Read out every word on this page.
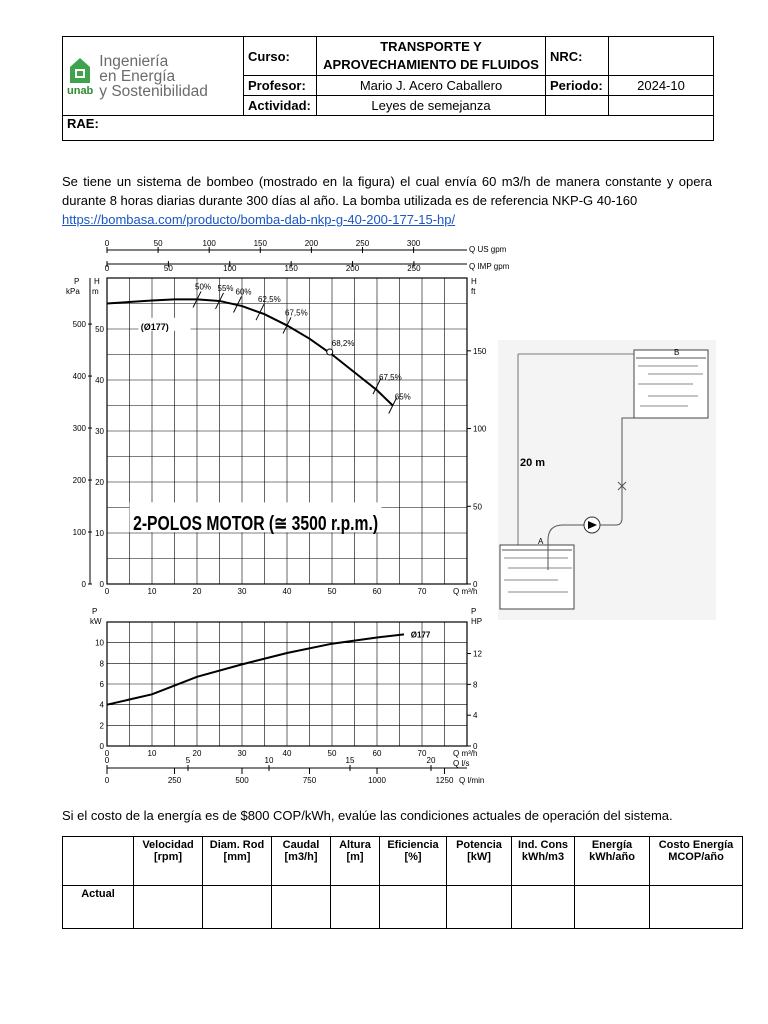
unab
Ingeniería
en Energía
y Sostenibilidad	Curso:	TRANSPORTE Y APROVECHAMIENTO DE FLUIDOS	NRC:	
	Profesor:	Mario J. Acero Caballero	Periodo:	2024-10
	Actividad:	Leyes de semejanza		
RAE:				
Se tiene un sistema de bombeo (mostrado en la figura) el cual envía 60 m3/h de manera constante y opera durante 8 horas diarias durante 300 días al año. La bomba utilizada es de referencia NKP-G 40-160
https://bombasa.com/producto/bomba-dab-nkp-g-40-200-177-15-hp/
0	50	100	150	200	250	300
Q US gpm
0	50	100	150	200	250	Q IMP gpm
P
kPa
H
m
0
100
200
300
400
500
0
10
20
30
40
50
H
ft
0
50
100
150
0	10	20	30	40	50	60	70	Q m³/h
(Ø177)
50% 55% 60%
62,5%
67,5%
68,2%
67,5%
65%
2-POLOS MOTOR (≅ 3500 r.p.m.)
P
kW
0
2
4
6
8
10
P
HP
0
4
8
12
Ø177
0	10	20	30	40	50	60	70	Q m³/h
0	5	10	15	20 Q l/s
0	250	500	750	1000	1250 Q l/min
B
20 m
A
Si el costo de la energía es de $800 COP/kWh, evalúe las condiciones actuales de operación del sistema.
	Velocidad [rpm]	Diam. Rod [mm]	Caudal [m3/h]	Altura [m]	Eficiencia [%]	Potencia [kW]	Ind. Cons kWh/m3	Energía kWh/año	Costo Energía MCOP/año
Actual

+ + + + + + +

◆ **Stated task**:
Reproduce every entry exactly, but omit each picture.

◆ **Solution for this problem**:
Read out every word on this page.
unab
Ingeniería
en Energía
y Sostenibilidad	Curso:	TRANSPORTE Y APROVECHAMIENTO DE FLUIDOS	NRC:	
	Profesor:	Mario J. Acero Caballero	Periodo:	2024-10
	Actividad:	Leyes de semejanza		
RAE:				
Se tiene un sistema de bombeo (mostrado en la figura) el cual envía 60 m3/h de manera constante y opera durante 8 horas diarias durante 300 días al año. La bomba utilizada es de referencia NKP-G 40-160
https://bombasa.com/producto/bomba-dab-nkp-g-40-200-177-15-hp/
0	50	100	150	200	250	300
Q US gpm
0	50	100	150	200	250	Q IMP gpm
P
kPa
H
m
0
100
200
300
400
500
0
10
20
30
40
50
H
ft
0
50
100
150
0	10	20	30	40	50	60	70	Q m³/h
(Ø177)
50% 55% 60%
62,5%
67,5%
68,2%
67,5%
65%
2-POLOS MOTOR (≅ 3500 r.p.m.)
P
kW
0
2
4
6
8
10
P
HP
0
4
8
12
Ø177
0	10	20	30	40	50	60	70	Q m³/h
0	5	10	15	20 Q l/s
0	250	500	750	1000	1250 Q l/min
B
20 m
A
Si el costo de la energía es de $800 COP/kWh, evalúe las condiciones actuales de operación del sistema.
	Velocidad [rpm]	Diam. Rod [mm]	Caudal [m3/h]	Altura [m]	Eficiencia [%]	Potencia [kW]	Ind. Cons kWh/m3	Energía kWh/año	Costo Energía MCOP/año
Actual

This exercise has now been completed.